* Problem statement:
Check each line of the records for "drumurile"; collect those that have it.

* Data provided:
※ ※ ※

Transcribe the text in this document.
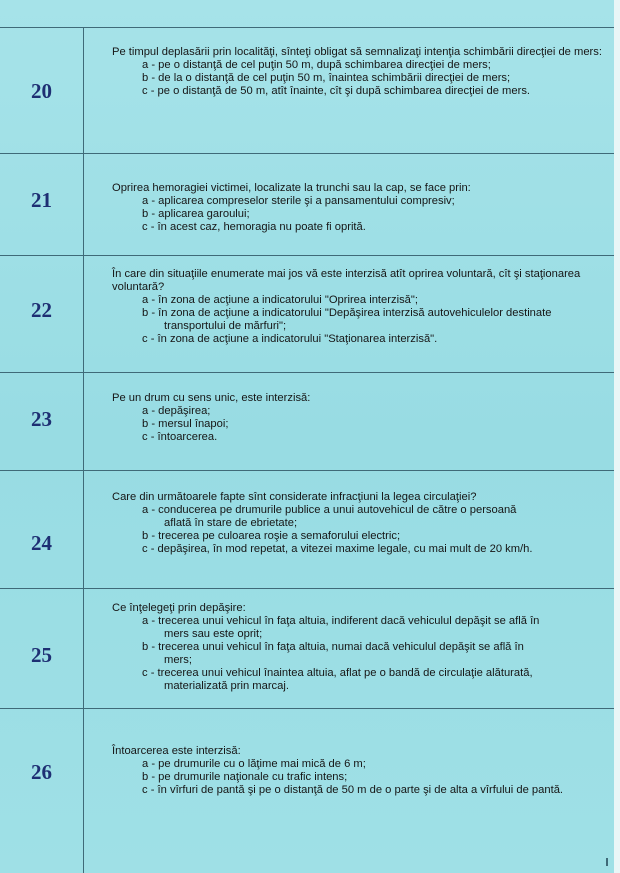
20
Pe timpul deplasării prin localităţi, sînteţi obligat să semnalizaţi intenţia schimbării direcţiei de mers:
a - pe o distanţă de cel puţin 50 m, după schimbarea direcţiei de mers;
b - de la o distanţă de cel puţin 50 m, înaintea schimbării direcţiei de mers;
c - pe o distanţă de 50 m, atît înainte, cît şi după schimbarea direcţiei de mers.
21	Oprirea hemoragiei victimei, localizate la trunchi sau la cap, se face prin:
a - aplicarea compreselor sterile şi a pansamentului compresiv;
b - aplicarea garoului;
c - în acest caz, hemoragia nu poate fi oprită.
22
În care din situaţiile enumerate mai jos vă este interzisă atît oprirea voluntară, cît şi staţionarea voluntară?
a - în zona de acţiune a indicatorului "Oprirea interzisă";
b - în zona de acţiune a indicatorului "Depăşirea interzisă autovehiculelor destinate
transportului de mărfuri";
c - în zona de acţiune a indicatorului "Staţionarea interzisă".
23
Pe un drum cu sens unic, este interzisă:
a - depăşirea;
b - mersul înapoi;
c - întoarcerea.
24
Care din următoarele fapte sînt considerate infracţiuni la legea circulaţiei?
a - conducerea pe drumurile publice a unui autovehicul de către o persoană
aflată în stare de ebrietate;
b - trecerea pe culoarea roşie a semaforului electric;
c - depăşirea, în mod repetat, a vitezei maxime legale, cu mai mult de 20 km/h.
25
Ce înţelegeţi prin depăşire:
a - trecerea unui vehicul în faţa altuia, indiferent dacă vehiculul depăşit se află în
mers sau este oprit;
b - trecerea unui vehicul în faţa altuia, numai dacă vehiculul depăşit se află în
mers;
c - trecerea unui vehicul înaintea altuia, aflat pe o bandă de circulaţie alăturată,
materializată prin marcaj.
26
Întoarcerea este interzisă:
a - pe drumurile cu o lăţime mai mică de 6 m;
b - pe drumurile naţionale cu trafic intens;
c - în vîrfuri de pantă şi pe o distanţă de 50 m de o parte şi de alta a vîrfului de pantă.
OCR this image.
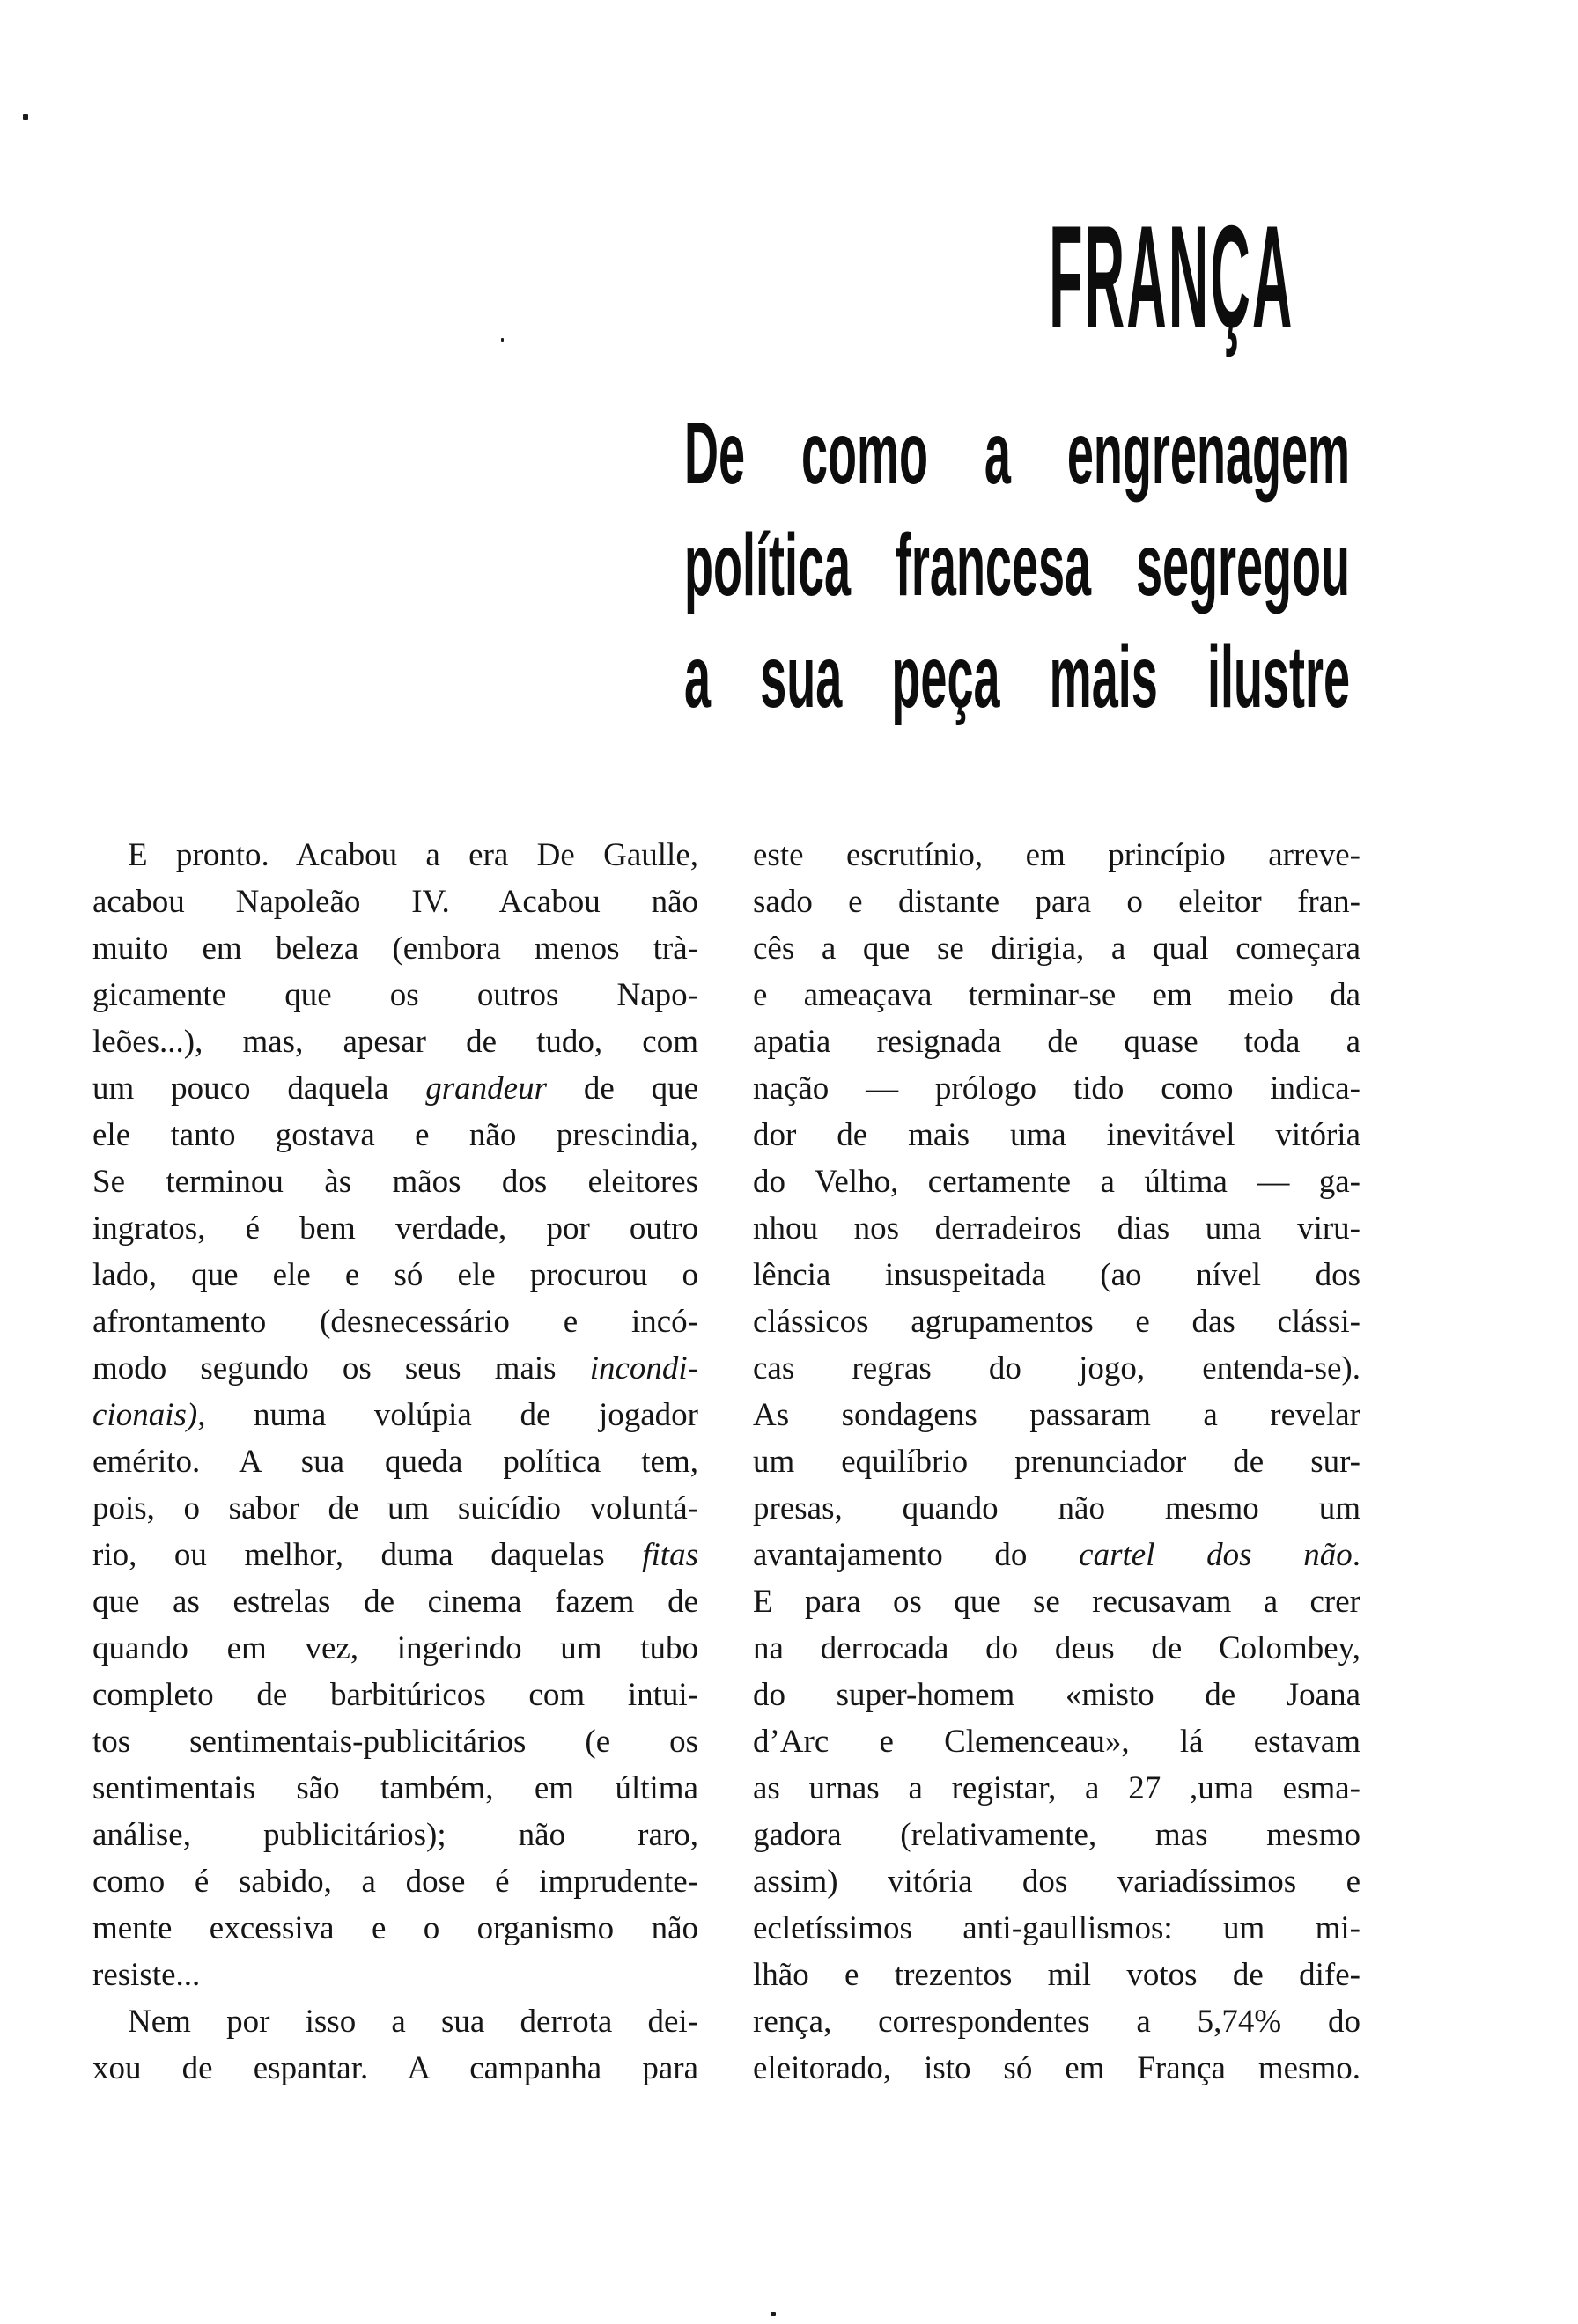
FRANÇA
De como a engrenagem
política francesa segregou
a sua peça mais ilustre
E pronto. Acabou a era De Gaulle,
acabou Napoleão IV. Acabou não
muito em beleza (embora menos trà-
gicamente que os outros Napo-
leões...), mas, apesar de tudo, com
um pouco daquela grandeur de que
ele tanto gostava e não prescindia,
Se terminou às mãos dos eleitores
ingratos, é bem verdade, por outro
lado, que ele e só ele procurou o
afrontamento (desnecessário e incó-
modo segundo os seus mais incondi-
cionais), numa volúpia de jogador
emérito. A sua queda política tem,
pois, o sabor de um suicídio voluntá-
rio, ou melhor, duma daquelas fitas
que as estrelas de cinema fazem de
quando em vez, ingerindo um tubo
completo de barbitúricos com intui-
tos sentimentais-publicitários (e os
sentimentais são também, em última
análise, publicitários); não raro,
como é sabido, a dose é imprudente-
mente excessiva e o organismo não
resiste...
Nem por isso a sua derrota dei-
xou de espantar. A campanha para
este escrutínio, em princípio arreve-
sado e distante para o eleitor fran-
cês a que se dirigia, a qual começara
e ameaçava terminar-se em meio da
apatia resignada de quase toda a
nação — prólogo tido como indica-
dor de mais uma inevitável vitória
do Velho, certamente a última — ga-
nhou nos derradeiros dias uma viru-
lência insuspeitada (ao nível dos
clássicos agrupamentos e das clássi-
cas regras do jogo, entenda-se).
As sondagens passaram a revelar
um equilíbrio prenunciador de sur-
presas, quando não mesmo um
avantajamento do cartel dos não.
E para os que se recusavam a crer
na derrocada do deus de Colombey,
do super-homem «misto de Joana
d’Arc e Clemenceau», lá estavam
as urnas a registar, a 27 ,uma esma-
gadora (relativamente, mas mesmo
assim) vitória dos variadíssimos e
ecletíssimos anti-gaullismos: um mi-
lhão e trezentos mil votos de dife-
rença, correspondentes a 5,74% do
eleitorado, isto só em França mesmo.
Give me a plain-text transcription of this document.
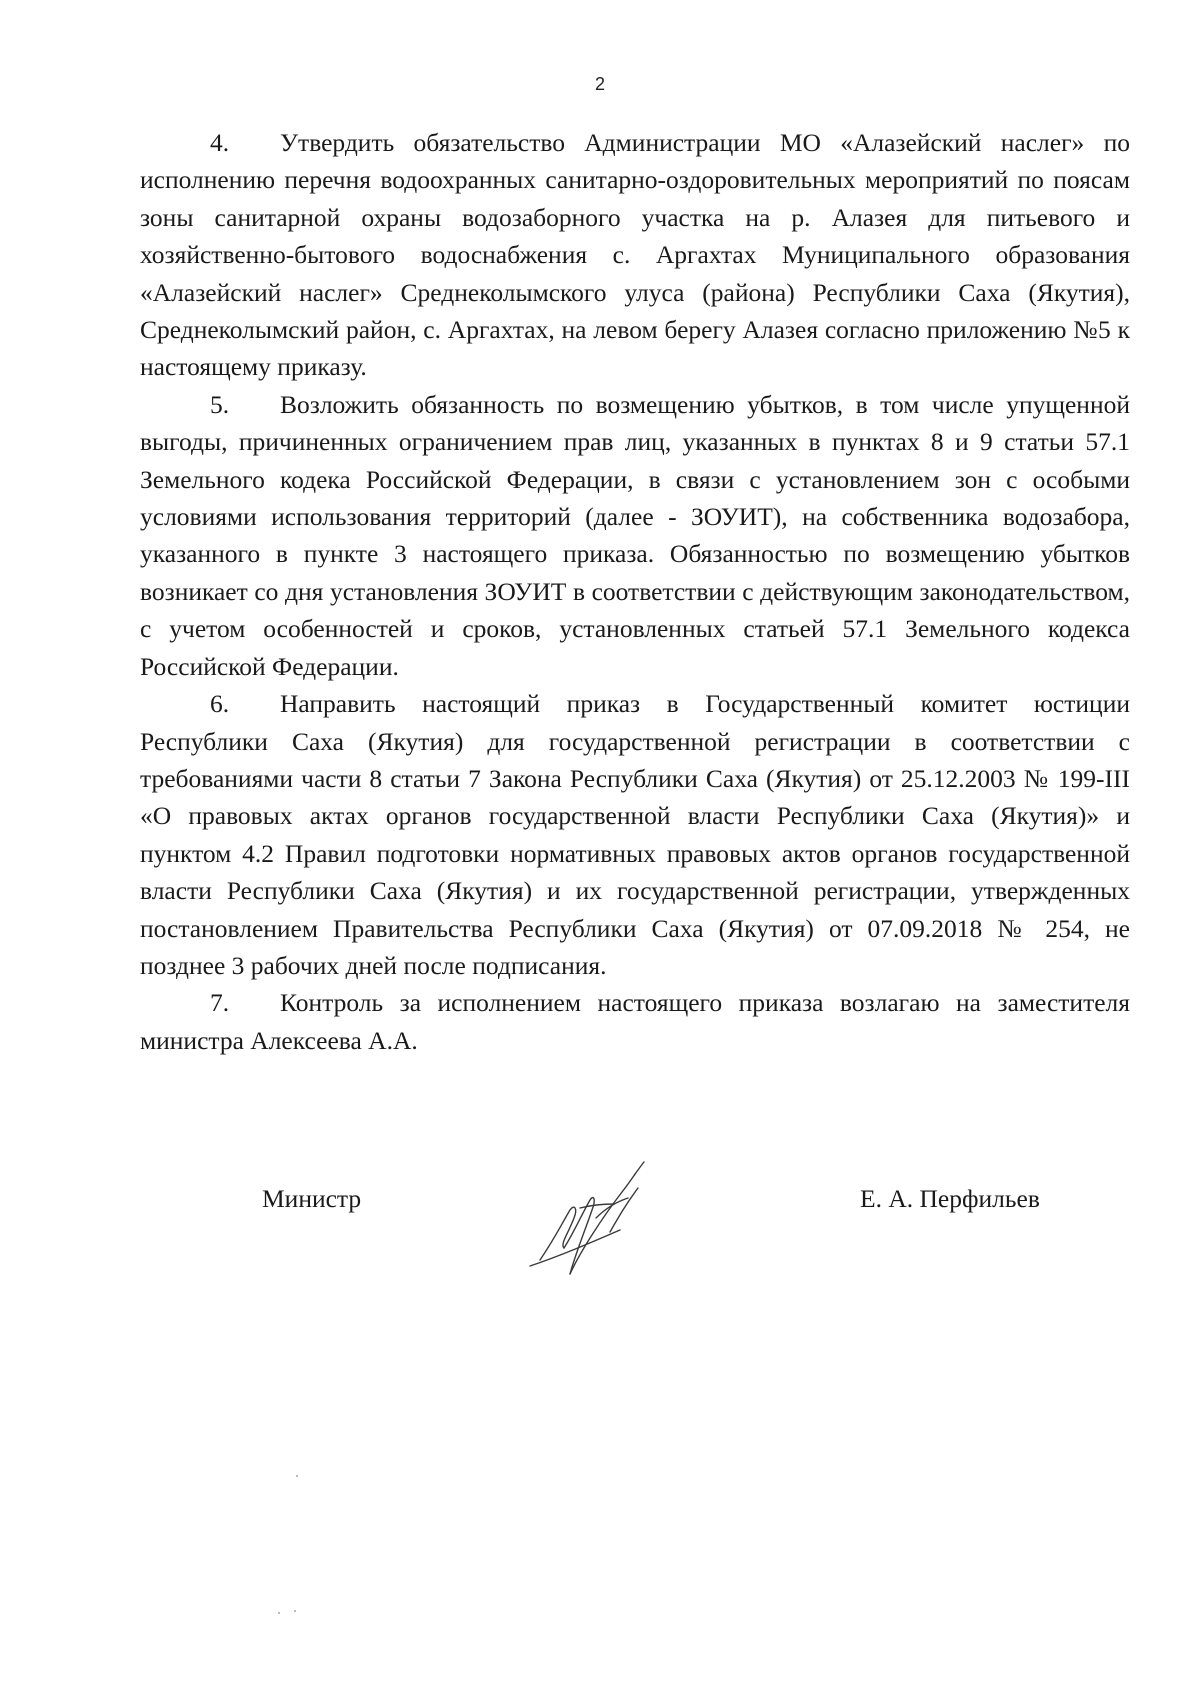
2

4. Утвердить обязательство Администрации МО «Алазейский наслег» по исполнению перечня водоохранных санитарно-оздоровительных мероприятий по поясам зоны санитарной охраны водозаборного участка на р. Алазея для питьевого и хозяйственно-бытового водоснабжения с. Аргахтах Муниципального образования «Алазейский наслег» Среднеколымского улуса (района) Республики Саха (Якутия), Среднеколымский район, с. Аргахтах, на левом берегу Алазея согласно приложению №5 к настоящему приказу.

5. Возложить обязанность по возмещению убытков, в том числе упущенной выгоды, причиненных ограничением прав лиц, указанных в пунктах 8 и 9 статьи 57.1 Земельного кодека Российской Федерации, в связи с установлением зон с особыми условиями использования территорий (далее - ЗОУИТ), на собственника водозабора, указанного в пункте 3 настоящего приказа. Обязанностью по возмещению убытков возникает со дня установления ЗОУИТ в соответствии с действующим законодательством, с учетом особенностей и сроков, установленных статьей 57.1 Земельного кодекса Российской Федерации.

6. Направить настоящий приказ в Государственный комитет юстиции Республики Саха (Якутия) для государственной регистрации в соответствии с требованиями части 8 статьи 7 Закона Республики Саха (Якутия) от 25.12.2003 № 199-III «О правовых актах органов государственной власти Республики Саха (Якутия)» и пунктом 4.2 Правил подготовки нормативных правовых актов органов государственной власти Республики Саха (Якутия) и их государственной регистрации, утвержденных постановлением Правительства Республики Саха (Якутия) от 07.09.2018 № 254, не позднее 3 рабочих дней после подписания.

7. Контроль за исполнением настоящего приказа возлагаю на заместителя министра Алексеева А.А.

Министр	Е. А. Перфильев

※ ※ ※

* Written solution:
a - conducerea pe drumurile publice a unui autovehicul de către o persoană
a - pe drumurile cu o lăţime mai mică de 6 m;
b - pe drumurile naţionale cu trafic intens;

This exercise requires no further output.